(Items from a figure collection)
^^^^^^^^^^^^^^^^

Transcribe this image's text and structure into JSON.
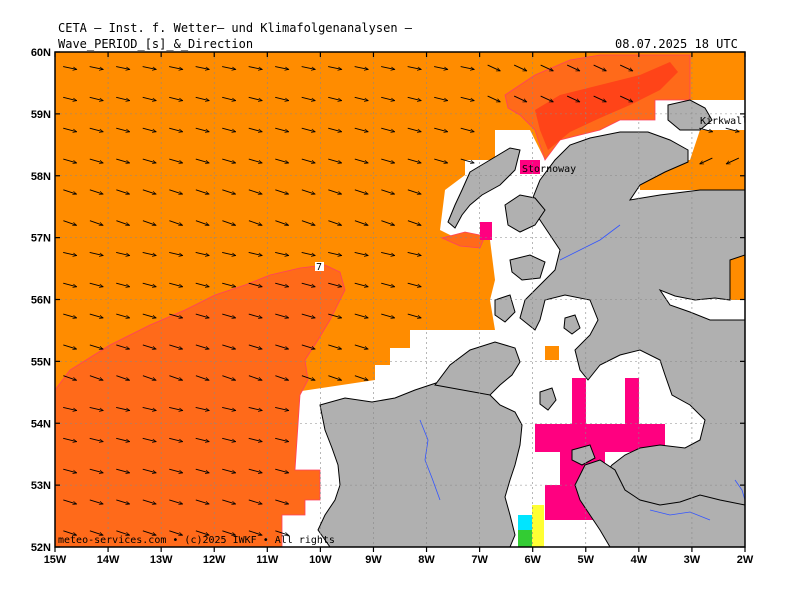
{
  "header": {
    "line1": "CETA – Inst. f. Wetter– und Klimafolgenanalysen –",
    "line2": "Wave_PERIOD_[s]_&_Direction",
    "datetime": "08.07.2025 18 UTC"
  },
  "axes": {
    "lon_labels": [
      "15W",
      "14W",
      "13W",
      "12W",
      "11W",
      "10W",
      "9W",
      "8W",
      "7W",
      "6W",
      "5W",
      "4W",
      "3W",
      "2W"
    ],
    "lat_labels": [
      "60N",
      "59N",
      "58N",
      "57N",
      "56N",
      "55N",
      "54N",
      "53N",
      "52N"
    ]
  },
  "map": {
    "lon_range": [
      -15,
      -2
    ],
    "lat_range": [
      52,
      60
    ],
    "contour_label": "7",
    "places": [
      "Stornoway",
      "Kirkwall"
    ],
    "colors": {
      "sea": "#ff8c00",
      "sea_high": "#ff5f1f",
      "sea_peak": "#ff4418",
      "land": "#b0b0b0",
      "coast": "#000000",
      "river": "#3355ff",
      "magenta": "#ff0080",
      "grid": "#999999",
      "arrow": "#000000"
    }
  },
  "footer": {
    "credit": "meteo-services.com • (c)2025 IWKF • All rights"
  }
}
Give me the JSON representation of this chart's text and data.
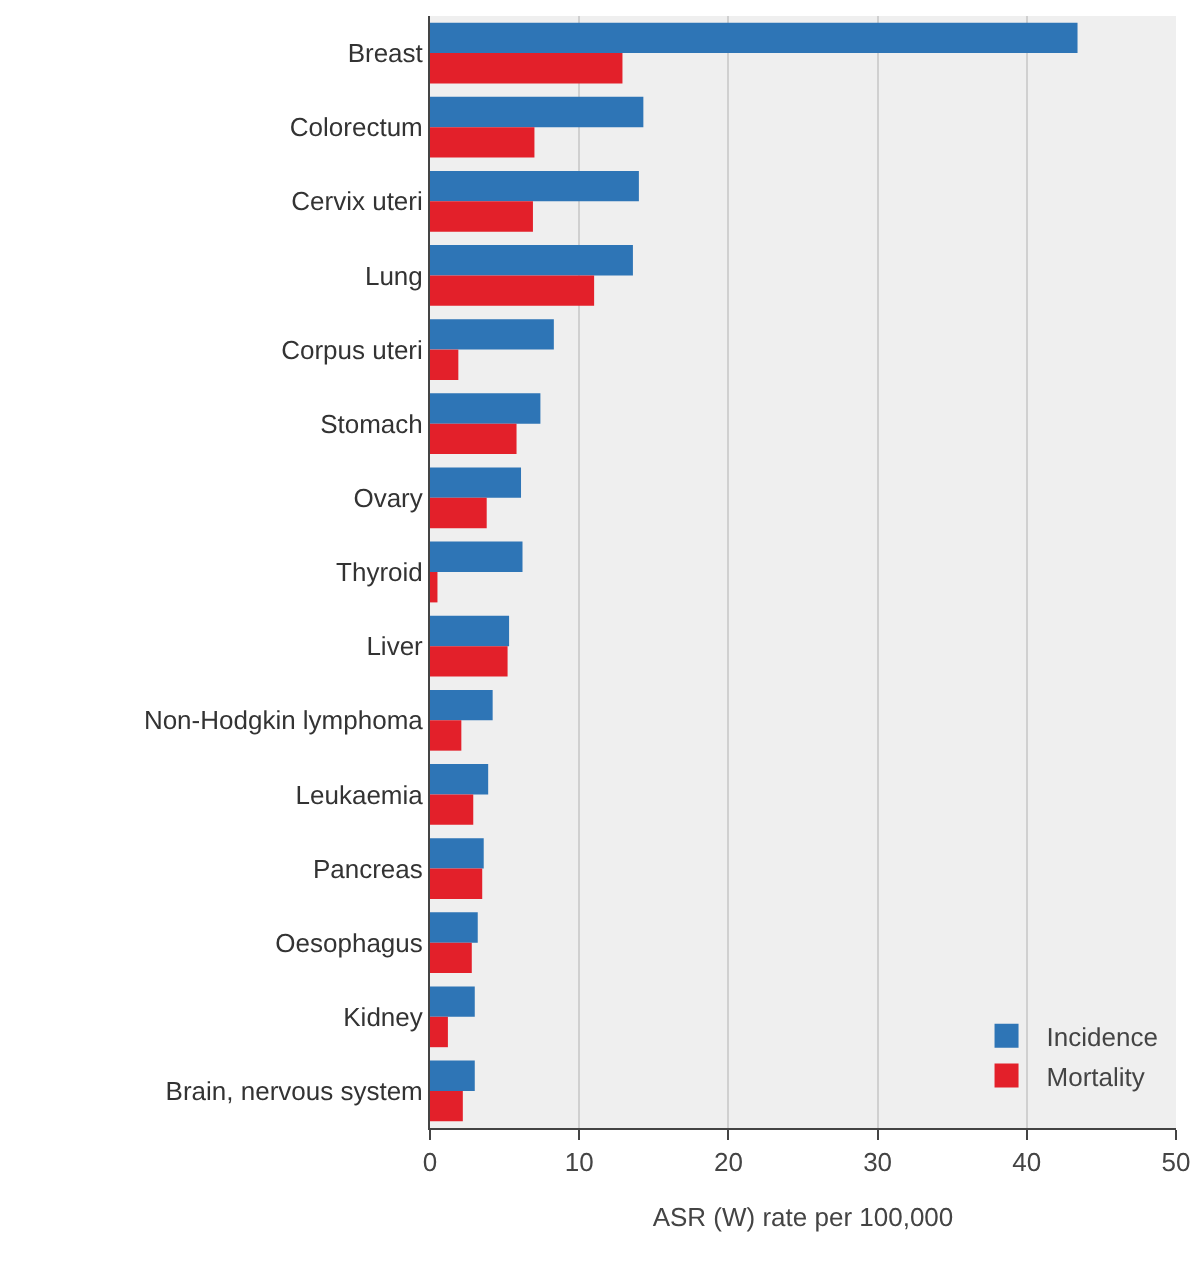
{
  "chart_data": {
    "type": "bar",
    "orientation": "horizontal",
    "xlabel": "ASR (W) rate per 100,000",
    "categories": [
      "Breast",
      "Colorectum",
      "Cervix uteri",
      "Lung",
      "Corpus uteri",
      "Stomach",
      "Ovary",
      "Thyroid",
      "Liver",
      "Non-Hodgkin lymphoma",
      "Leukaemia",
      "Pancreas",
      "Oesophagus",
      "Kidney",
      "Brain, nervous system"
    ],
    "series": [
      {
        "name": "Incidence",
        "color": "#2e75b6",
        "values": [
          43.4,
          14.3,
          14.0,
          13.6,
          8.3,
          7.4,
          6.1,
          6.2,
          5.3,
          4.2,
          3.9,
          3.6,
          3.2,
          3.0,
          3.0
        ]
      },
      {
        "name": "Mortality",
        "color": "#e3202a",
        "values": [
          12.9,
          7.0,
          6.9,
          11.0,
          1.9,
          5.8,
          3.8,
          0.5,
          5.2,
          2.1,
          2.9,
          3.5,
          2.8,
          1.2,
          2.2
        ]
      }
    ],
    "xlim": [
      0,
      50
    ],
    "xticks": [
      0,
      10,
      20,
      30,
      40,
      50
    ],
    "grid": "x",
    "legend": "bottom right"
  }
}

^^^^^^^^^^^^^^^^

• What is being asked:
Make an exact copy of every entry above, minus the images.

• The solution:
Transcribe this image's text and structure into JSON.
{
  "header": {
    "line1": "CETA – Inst. f. Wetter– und Klimafolgenanalysen –",
    "line2": "Wave_PERIOD_[s]_&_Direction",
    "datetime": "08.07.2025 18 UTC"
  },
  "axes": {
    "lon_labels": [
      "15W",
      "14W",
      "13W",
      "12W",
      "11W",
      "10W",
      "9W",
      "8W",
      "7W",
      "6W",
      "5W",
      "4W",
      "3W",
      "2W"
    ],
    "lat_labels": [
      "60N",
      "59N",
      "58N",
      "57N",
      "56N",
      "55N",
      "54N",
      "53N",
      "52N"
    ]
  },
  "map": {
    "lon_range": [
      -15,
      -2
    ],
    "lat_range": [
      52,
      60
    ],
    "contour_label": "7",
    "places": [
      "Stornoway",
      "Kirkwall"
    ],
    "colors": {
      "sea": "#ff8c00",
      "sea_high": "#ff5f1f",
      "sea_peak": "#ff4418",
      "land": "#b0b0b0",
      "coast": "#000000",
      "river": "#3355ff",
      "magenta": "#ff0080",
      "grid": "#999999",
      "arrow": "#000000"
    }
  },
  "footer": {
    "credit": "meteo-services.com • (c)2025 IWKF • All rights"
  }
}
Give me the JSON representation of this chart's text and data.
{
  "chart_data": {
    "type": "bar",
    "orientation": "horizontal",
    "xlabel": "ASR (W) rate per 100,000",
    "categories": [
      "Breast",
      "Colorectum",
      "Cervix uteri",
      "Lung",
      "Corpus uteri",
      "Stomach",
      "Ovary",
      "Thyroid",
      "Liver",
      "Non-Hodgkin lymphoma",
      "Leukaemia",
      "Pancreas",
      "Oesophagus",
      "Kidney",
      "Brain, nervous system"
    ],
    "series": [
      {
        "name": "Incidence",
        "color": "#2e75b6",
        "values": [
          43.4,
          14.3,
          14.0,
          13.6,
          8.3,
          7.4,
          6.1,
          6.2,
          5.3,
          4.2,
          3.9,
          3.6,
          3.2,
          3.0,
          3.0
        ]
      },
      {
        "name": "Mortality",
        "color": "#e3202a",
        "values": [
          12.9,
          7.0,
          6.9,
          11.0,
          1.9,
          5.8,
          3.8,
          0.5,
          5.2,
          2.1,
          2.9,
          3.5,
          2.8,
          1.2,
          2.2
        ]
      }
    ],
    "xlim": [
      0,
      50
    ],
    "xticks": [
      0,
      10,
      20,
      30,
      40,
      50
    ],
    "grid": "x",
    "legend": "bottom right"
  }
}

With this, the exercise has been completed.